• **Stored records**:
▼

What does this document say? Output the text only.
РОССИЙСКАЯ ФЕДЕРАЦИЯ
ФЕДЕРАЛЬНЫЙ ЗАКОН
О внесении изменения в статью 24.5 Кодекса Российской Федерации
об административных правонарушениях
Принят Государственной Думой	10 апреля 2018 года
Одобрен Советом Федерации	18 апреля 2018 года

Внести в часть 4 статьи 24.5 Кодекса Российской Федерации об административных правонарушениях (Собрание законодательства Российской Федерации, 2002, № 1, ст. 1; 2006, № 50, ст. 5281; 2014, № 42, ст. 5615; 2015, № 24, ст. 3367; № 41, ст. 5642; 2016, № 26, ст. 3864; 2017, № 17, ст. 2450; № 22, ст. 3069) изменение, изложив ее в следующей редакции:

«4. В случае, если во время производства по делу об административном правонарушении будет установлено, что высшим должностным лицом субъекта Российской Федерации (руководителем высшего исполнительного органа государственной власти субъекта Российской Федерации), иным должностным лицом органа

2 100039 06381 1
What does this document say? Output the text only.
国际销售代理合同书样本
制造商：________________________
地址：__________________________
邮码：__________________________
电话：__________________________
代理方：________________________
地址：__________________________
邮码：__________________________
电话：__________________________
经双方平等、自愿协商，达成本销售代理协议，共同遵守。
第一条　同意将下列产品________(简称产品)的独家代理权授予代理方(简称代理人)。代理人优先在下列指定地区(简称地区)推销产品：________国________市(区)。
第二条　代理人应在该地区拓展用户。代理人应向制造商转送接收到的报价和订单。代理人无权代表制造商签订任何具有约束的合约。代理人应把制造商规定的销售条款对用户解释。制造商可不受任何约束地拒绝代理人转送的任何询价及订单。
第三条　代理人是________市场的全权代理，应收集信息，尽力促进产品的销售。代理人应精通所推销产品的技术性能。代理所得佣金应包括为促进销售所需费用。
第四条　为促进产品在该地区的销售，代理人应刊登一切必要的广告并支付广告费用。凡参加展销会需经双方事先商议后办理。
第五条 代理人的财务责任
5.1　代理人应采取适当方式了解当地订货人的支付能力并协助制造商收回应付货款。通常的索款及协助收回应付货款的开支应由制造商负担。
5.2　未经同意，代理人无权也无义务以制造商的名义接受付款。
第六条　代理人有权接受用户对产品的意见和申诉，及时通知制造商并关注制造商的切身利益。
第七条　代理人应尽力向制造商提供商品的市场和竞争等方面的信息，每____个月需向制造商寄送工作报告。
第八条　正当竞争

▲

• **What you have to do**: Say the number of lines in the records above that include the string "года", and no more.

• **Task answer**: 2